● Stated exercise
Set all the material down again unchanged, without the pictures.

● Exercise data
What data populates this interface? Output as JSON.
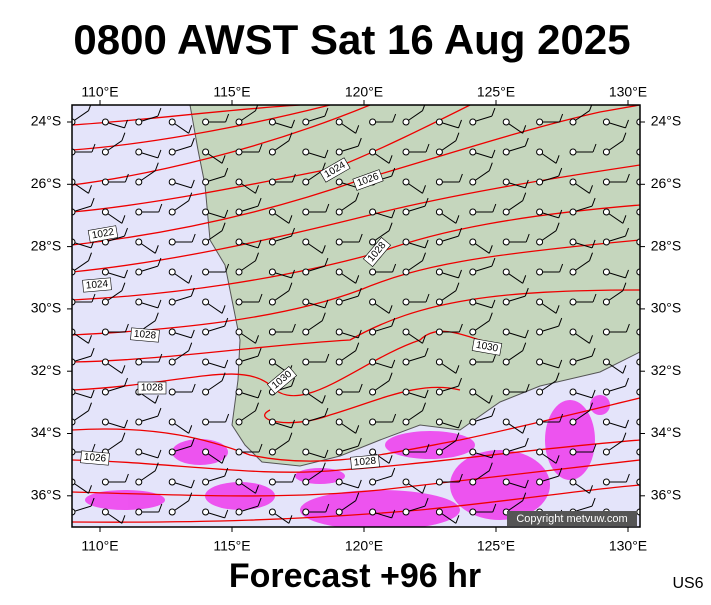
{
  "header": {
    "title": "0800 AWST Sat 16 Aug 2025"
  },
  "map": {
    "lon_labels": [
      "110°E",
      "115°E",
      "120°E",
      "125°E",
      "130°E"
    ],
    "lat_labels": [
      "24°S",
      "26°S",
      "28°S",
      "30°S",
      "32°S",
      "34°S",
      "36°S"
    ],
    "isobar_labels": [
      "1024",
      "1026",
      "1022",
      "1024",
      "1028",
      "1028",
      "1028",
      "1030",
      "1030",
      "1028",
      "1026"
    ],
    "copyright": "Copyright metvuw.com"
  },
  "footer": {
    "forecast": "Forecast +96 hr",
    "code": "US6"
  }
}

● Task result
What data populates this interface? Output as JSON.
{
  "header": {
    "title": "0800 AWST Sat 16 Aug 2025"
  },
  "map": {
    "lon_labels": [
      "110°E",
      "115°E",
      "120°E",
      "125°E",
      "130°E"
    ],
    "lat_labels": [
      "24°S",
      "26°S",
      "28°S",
      "30°S",
      "32°S",
      "34°S",
      "36°S"
    ],
    "isobar_labels": [
      "1024",
      "1026",
      "1022",
      "1024",
      "1028",
      "1028",
      "1028",
      "1030",
      "1030",
      "1028",
      "1026"
    ],
    "copyright": "Copyright metvuw.com"
  },
  "footer": {
    "forecast": "Forecast +96 hr",
    "code": "US6"
  }
}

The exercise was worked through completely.